• Set task:
Will you quote all of the entries, word for word?
----
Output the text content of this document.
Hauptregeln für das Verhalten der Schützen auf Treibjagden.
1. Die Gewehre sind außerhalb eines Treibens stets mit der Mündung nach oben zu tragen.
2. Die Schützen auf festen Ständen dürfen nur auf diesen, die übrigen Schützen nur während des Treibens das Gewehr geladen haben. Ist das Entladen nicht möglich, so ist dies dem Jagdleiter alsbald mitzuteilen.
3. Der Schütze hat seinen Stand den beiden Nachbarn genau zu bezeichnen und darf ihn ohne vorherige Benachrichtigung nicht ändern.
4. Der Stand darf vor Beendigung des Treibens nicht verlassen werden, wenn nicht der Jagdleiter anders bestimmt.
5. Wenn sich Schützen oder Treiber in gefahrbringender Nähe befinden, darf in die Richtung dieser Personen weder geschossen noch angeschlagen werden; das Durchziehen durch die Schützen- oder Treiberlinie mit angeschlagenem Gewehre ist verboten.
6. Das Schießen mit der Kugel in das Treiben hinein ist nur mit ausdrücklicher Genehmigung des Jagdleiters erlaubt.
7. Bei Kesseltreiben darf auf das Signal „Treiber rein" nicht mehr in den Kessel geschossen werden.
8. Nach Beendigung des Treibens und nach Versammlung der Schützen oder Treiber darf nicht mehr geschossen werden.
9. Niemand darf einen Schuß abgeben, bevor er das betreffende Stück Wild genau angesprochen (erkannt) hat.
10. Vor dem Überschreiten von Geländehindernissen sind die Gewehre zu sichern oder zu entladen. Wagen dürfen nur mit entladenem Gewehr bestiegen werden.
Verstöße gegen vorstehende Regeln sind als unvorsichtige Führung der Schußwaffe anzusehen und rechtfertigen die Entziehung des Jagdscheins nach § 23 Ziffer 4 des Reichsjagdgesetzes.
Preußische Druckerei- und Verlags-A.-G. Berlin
----
• Response for this exercise:
Output the text content of this document.
Hauptregeln für das Verhalten der Schützen auf Treibjagden.
1. Die Gewehre sind außerhalb eines Treibens stets mit der Mündung nach oben zu tragen.
2. Die Schützen auf festen Ständen dürfen nur auf diesen, die übrigen Schützen nur während des Treibens das Gewehr geladen haben. Ist das Entladen nicht möglich, so ist dies dem Jagdleiter alsbald mitzuteilen.
3. Der Schütze hat seinen Stand den beiden Nachbarn genau zu bezeichnen und darf ihn ohne vorherige Benachrichtigung nicht ändern.
4. Der Stand darf vor Beendigung des Treibens nicht verlassen werden, wenn nicht der Jagdleiter anders bestimmt.
5. Wenn sich Schützen oder Treiber in gefahrbringender Nähe befinden, darf in die Richtung dieser Personen weder geschossen noch angeschlagen werden; das Durchziehen durch die Schützen- oder Treiberlinie mit angeschlagenem Gewehre ist verboten.
6. Das Schießen mit der Kugel in das Treiben hinein ist nur mit ausdrücklicher Genehmigung des Jagdleiters erlaubt.
7. Bei Kesseltreiben darf auf das Signal „Treiber rein" nicht mehr in den Kessel geschossen werden.
8. Nach Beendigung des Treibens und nach Versammlung der Schützen oder Treiber darf nicht mehr geschossen werden.
9. Niemand darf einen Schuß abgeben, bevor er das betreffende Stück Wild genau angesprochen (erkannt) hat.
10. Vor dem Überschreiten von Geländehindernissen sind die Gewehre zu sichern oder zu entladen. Wagen dürfen nur mit entladenem Gewehr bestiegen werden.
Verstöße gegen vorstehende Regeln sind als unvorsichtige Führung der Schußwaffe anzusehen und rechtfertigen die Entziehung des Jagdscheins nach § 23 Ziffer 4 des Reichsjagdgesetzes.
Preußische Druckerei- und Verlags-A.-G. Berlin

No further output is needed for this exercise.